# Start of Material supplied

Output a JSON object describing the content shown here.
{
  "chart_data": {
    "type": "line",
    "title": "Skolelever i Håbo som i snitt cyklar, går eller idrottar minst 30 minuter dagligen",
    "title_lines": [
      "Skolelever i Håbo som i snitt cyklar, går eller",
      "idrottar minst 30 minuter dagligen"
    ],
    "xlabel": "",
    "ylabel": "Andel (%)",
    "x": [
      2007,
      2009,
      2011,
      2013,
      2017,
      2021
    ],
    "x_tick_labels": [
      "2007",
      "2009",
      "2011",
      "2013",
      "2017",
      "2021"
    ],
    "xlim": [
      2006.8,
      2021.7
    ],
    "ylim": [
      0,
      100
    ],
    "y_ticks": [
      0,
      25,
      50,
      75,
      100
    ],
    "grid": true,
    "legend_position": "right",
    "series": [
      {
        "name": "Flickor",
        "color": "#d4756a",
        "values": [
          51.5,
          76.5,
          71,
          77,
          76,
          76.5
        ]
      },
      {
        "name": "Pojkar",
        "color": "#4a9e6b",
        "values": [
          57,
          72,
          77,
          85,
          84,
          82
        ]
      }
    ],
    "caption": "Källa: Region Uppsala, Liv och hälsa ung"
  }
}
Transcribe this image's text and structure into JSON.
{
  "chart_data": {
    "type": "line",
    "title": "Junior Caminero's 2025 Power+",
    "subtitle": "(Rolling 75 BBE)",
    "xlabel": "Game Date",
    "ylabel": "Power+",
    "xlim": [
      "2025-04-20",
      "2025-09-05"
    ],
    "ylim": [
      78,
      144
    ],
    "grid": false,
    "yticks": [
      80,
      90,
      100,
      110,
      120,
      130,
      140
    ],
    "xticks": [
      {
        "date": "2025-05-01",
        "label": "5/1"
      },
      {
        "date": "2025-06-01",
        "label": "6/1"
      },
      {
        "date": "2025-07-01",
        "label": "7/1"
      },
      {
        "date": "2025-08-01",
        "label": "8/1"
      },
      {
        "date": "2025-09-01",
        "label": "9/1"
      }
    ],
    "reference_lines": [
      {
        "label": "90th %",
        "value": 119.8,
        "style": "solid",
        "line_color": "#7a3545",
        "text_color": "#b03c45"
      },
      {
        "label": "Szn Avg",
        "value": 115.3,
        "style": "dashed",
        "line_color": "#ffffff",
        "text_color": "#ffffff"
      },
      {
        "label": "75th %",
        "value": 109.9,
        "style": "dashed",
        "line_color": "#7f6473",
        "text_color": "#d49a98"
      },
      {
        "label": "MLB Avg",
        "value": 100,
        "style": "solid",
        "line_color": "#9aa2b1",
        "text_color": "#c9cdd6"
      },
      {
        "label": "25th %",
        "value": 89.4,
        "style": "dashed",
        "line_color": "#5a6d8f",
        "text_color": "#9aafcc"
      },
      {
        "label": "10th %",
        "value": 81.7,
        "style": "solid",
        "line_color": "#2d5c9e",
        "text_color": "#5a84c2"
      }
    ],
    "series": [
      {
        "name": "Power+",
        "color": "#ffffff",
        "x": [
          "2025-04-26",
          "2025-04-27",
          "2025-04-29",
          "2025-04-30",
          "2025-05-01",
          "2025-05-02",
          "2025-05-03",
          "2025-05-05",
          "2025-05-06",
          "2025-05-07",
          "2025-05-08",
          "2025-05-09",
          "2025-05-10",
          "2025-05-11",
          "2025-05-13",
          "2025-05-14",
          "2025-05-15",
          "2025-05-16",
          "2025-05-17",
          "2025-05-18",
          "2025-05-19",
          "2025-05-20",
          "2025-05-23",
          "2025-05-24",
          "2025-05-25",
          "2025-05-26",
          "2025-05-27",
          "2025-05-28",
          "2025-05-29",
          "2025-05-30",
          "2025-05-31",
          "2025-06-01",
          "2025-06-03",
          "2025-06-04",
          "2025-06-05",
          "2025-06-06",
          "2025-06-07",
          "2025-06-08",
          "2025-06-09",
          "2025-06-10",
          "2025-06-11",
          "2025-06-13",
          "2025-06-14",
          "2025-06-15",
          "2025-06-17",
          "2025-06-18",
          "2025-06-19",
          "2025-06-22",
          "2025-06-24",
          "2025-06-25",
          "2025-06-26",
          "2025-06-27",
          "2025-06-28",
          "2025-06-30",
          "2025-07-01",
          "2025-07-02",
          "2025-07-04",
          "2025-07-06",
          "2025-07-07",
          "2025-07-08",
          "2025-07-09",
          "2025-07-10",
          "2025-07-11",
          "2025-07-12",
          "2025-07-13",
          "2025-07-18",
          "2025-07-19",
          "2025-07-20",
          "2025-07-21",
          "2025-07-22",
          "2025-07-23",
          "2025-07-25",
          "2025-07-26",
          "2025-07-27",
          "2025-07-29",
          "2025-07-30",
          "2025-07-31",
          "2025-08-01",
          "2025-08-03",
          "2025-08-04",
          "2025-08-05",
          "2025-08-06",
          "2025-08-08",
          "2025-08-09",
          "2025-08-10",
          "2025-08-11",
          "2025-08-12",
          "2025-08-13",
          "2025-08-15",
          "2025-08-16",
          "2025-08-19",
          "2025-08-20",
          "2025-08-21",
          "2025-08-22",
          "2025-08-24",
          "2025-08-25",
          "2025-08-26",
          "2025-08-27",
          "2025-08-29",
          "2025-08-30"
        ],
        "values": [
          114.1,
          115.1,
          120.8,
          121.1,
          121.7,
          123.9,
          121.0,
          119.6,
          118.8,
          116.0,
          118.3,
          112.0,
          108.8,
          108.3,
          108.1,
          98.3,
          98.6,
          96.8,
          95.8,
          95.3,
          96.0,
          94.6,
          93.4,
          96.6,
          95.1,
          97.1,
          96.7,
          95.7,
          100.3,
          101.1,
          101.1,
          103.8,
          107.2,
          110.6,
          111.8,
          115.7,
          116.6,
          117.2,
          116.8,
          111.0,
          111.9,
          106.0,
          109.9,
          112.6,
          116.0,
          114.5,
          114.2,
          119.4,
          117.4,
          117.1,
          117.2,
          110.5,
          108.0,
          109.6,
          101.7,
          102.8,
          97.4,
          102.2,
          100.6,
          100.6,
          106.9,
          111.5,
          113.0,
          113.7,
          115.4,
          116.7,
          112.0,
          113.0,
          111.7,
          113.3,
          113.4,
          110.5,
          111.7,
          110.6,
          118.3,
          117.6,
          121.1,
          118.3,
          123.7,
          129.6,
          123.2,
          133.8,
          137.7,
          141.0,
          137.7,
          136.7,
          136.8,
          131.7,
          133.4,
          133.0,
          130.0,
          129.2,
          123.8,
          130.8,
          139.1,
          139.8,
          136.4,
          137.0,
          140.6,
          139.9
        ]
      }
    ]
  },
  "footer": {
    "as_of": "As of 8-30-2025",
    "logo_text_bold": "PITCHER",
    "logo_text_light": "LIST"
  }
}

# End of Material supplied

> What you need to do
Every record above needs to be repeated word for word.

> Output of the task
Output a JSON object describing the content shown here.
{
  "chart_data": {
    "type": "line",
    "title": "Skolelever i Håbo som i snitt cyklar, går eller idrottar minst 30 minuter dagligen",
    "title_lines": [
      "Skolelever i Håbo som i snitt cyklar, går eller",
      "idrottar minst 30 minuter dagligen"
    ],
    "xlabel": "",
    "ylabel": "Andel (%)",
    "x": [
      2007,
      2009,
      2011,
      2013,
      2017,
      2021
    ],
    "x_tick_labels": [
      "2007",
      "2009",
      "2011",
      "2013",
      "2017",
      "2021"
    ],
    "xlim": [
      2006.8,
      2021.7
    ],
    "ylim": [
      0,
      100
    ],
    "y_ticks": [
      0,
      25,
      50,
      75,
      100
    ],
    "grid": true,
    "legend_position": "right",
    "series": [
      {
        "name": "Flickor",
        "color": "#d4756a",
        "values": [
          51.5,
          76.5,
          71,
          77,
          76,
          76.5
        ]
      },
      {
        "name": "Pojkar",
        "color": "#4a9e6b",
        "values": [
          57,
          72,
          77,
          85,
          84,
          82
        ]
      }
    ],
    "caption": "Källa: Region Uppsala, Liv och hälsa ung"
  }
}
Transcribe this image's text and structure into JSON.
{
  "chart_data": {
    "type": "line",
    "title": "Junior Caminero's 2025 Power+",
    "subtitle": "(Rolling 75 BBE)",
    "xlabel": "Game Date",
    "ylabel": "Power+",
    "xlim": [
      "2025-04-20",
      "2025-09-05"
    ],
    "ylim": [
      78,
      144
    ],
    "grid": false,
    "yticks": [
      80,
      90,
      100,
      110,
      120,
      130,
      140
    ],
    "xticks": [
      {
        "date": "2025-05-01",
        "label": "5/1"
      },
      {
        "date": "2025-06-01",
        "label": "6/1"
      },
      {
        "date": "2025-07-01",
        "label": "7/1"
      },
      {
        "date": "2025-08-01",
        "label": "8/1"
      },
      {
        "date": "2025-09-01",
        "label": "9/1"
      }
    ],
    "reference_lines": [
      {
        "label": "90th %",
        "value": 119.8,
        "style": "solid",
        "line_color": "#7a3545",
        "text_color": "#b03c45"
      },
      {
        "label": "Szn Avg",
        "value": 115.3,
        "style": "dashed",
        "line_color": "#ffffff",
        "text_color": "#ffffff"
      },
      {
        "label": "75th %",
        "value": 109.9,
        "style": "dashed",
        "line_color": "#7f6473",
        "text_color": "#d49a98"
      },
      {
        "label": "MLB Avg",
        "value": 100,
        "style": "solid",
        "line_color": "#9aa2b1",
        "text_color": "#c9cdd6"
      },
      {
        "label": "25th %",
        "value": 89.4,
        "style": "dashed",
        "line_color": "#5a6d8f",
        "text_color": "#9aafcc"
      },
      {
        "label": "10th %",
        "value": 81.7,
        "style": "solid",
        "line_color": "#2d5c9e",
        "text_color": "#5a84c2"
      }
    ],
    "series": [
      {
        "name": "Power+",
        "color": "#ffffff",
        "x": [
          "2025-04-26",
          "2025-04-27",
          "2025-04-29",
          "2025-04-30",
          "2025-05-01",
          "2025-05-02",
          "2025-05-03",
          "2025-05-05",
          "2025-05-06",
          "2025-05-07",
          "2025-05-08",
          "2025-05-09",
          "2025-05-10",
          "2025-05-11",
          "2025-05-13",
          "2025-05-14",
          "2025-05-15",
          "2025-05-16",
          "2025-05-17",
          "2025-05-18",
          "2025-05-19",
          "2025-05-20",
          "2025-05-23",
          "2025-05-24",
          "2025-05-25",
          "2025-05-26",
          "2025-05-27",
          "2025-05-28",
          "2025-05-29",
          "2025-05-30",
          "2025-05-31",
          "2025-06-01",
          "2025-06-03",
          "2025-06-04",
          "2025-06-05",
          "2025-06-06",
          "2025-06-07",
          "2025-06-08",
          "2025-06-09",
          "2025-06-10",
          "2025-06-11",
          "2025-06-13",
          "2025-06-14",
          "2025-06-15",
          "2025-06-17",
          "2025-06-18",
          "2025-06-19",
          "2025-06-22",
          "2025-06-24",
          "2025-06-25",
          "2025-06-26",
          "2025-06-27",
          "2025-06-28",
          "2025-06-30",
          "2025-07-01",
          "2025-07-02",
          "2025-07-04",
          "2025-07-06",
          "2025-07-07",
          "2025-07-08",
          "2025-07-09",
          "2025-07-10",
          "2025-07-11",
          "2025-07-12",
          "2025-07-13",
          "2025-07-18",
          "2025-07-19",
          "2025-07-20",
          "2025-07-21",
          "2025-07-22",
          "2025-07-23",
          "2025-07-25",
          "2025-07-26",
          "2025-07-27",
          "2025-07-29",
          "2025-07-30",
          "2025-07-31",
          "2025-08-01",
          "2025-08-03",
          "2025-08-04",
          "2025-08-05",
          "2025-08-06",
          "2025-08-08",
          "2025-08-09",
          "2025-08-10",
          "2025-08-11",
          "2025-08-12",
          "2025-08-13",
          "2025-08-15",
          "2025-08-16",
          "2025-08-19",
          "2025-08-20",
          "2025-08-21",
          "2025-08-22",
          "2025-08-24",
          "2025-08-25",
          "2025-08-26",
          "2025-08-27",
          "2025-08-29",
          "2025-08-30"
        ],
        "values": [
          114.1,
          115.1,
          120.8,
          121.1,
          121.7,
          123.9,
          121.0,
          119.6,
          118.8,
          116.0,
          118.3,
          112.0,
          108.8,
          108.3,
          108.1,
          98.3,
          98.6,
          96.8,
          95.8,
          95.3,
          96.0,
          94.6,
          93.4,
          96.6,
          95.1,
          97.1,
          96.7,
          95.7,
          100.3,
          101.1,
          101.1,
          103.8,
          107.2,
          110.6,
          111.8,
          115.7,
          116.6,
          117.2,
          116.8,
          111.0,
          111.9,
          106.0,
          109.9,
          112.6,
          116.0,
          114.5,
          114.2,
          119.4,
          117.4,
          117.1,
          117.2,
          110.5,
          108.0,
          109.6,
          101.7,
          102.8,
          97.4,
          102.2,
          100.6,
          100.6,
          106.9,
          111.5,
          113.0,
          113.7,
          115.4,
          116.7,
          112.0,
          113.0,
          111.7,
          113.3,
          113.4,
          110.5,
          111.7,
          110.6,
          118.3,
          117.6,
          121.1,
          118.3,
          123.7,
          129.6,
          123.2,
          133.8,
          137.7,
          141.0,
          137.7,
          136.7,
          136.8,
          131.7,
          133.4,
          133.0,
          130.0,
          129.2,
          123.8,
          130.8,
          139.1,
          139.8,
          136.4,
          137.0,
          140.6,
          139.9
        ]
      }
    ]
  },
  "footer": {
    "as_of": "As of 8-30-2025",
    "logo_text_bold": "PITCHER",
    "logo_text_light": "LIST"
  }
}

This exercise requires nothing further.